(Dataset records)

---

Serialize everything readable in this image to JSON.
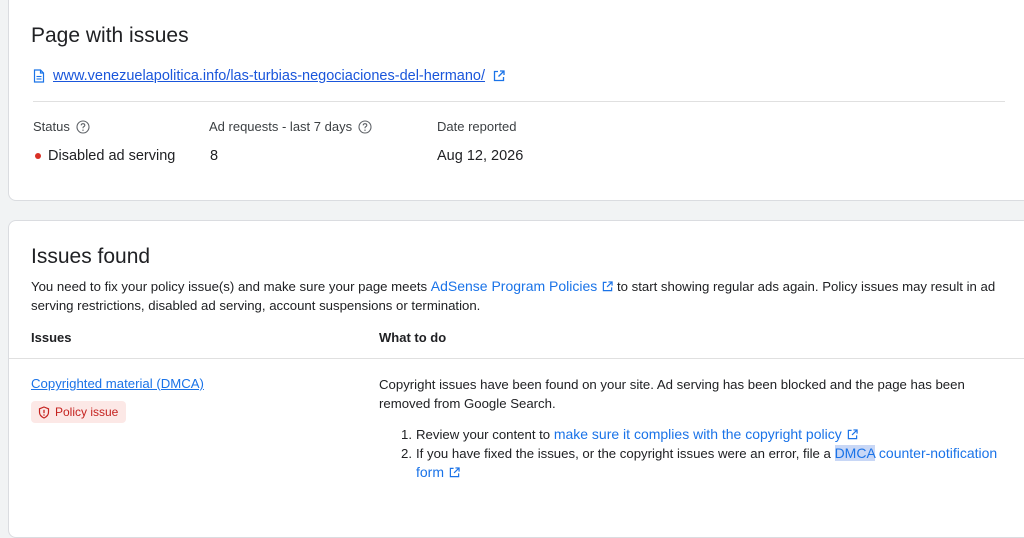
{
  "page_card": {
    "title": "Page with issues",
    "url": "www.venezuelapolitica.info/las-turbias-negociaciones-del-hermano/",
    "status": {
      "label": "Status",
      "value": "Disabled ad serving",
      "dot_color": "#d93025"
    },
    "ad_requests": {
      "label": "Ad requests - last 7 days",
      "value": "8"
    },
    "date_reported": {
      "label": "Date reported",
      "value": "Aug 12, 2026"
    }
  },
  "issues_card": {
    "title": "Issues found",
    "intro": {
      "before": "You need to fix your policy issue(s) and make sure your page meets ",
      "link": "AdSense Program Policies",
      "after": " to start showing regular ads again. Policy issues may result in ad serving restrictions, disabled ad serving, account suspensions or termination."
    },
    "columns": {
      "issues": "Issues",
      "what_to_do": "What to do"
    },
    "rows": [
      {
        "name": "Copyrighted material (DMCA)",
        "badge": "Policy issue",
        "description": "Copyright issues have been found on your site. Ad serving has been blocked and the page has been removed from Google Search.",
        "steps": [
          {
            "number": "1.",
            "before": "Review your content to ",
            "link": "make sure it complies with the copyright policy"
          },
          {
            "number": "2.",
            "before": "If you have fixed the issues, or the copyright issues were an error, file a ",
            "link_highlight": "DMCA",
            "link": " counter-notification form"
          }
        ]
      }
    ]
  },
  "colors": {
    "link": "#1a73e8",
    "error": "#d93025",
    "badge_bg": "#fce8e6",
    "badge_text": "#c5221f"
  }
}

---

Find each line holding "label". Copy it out.

      "label": "Status",
      "label": "Ad requests - last 7 days",
      "label": "Date reported",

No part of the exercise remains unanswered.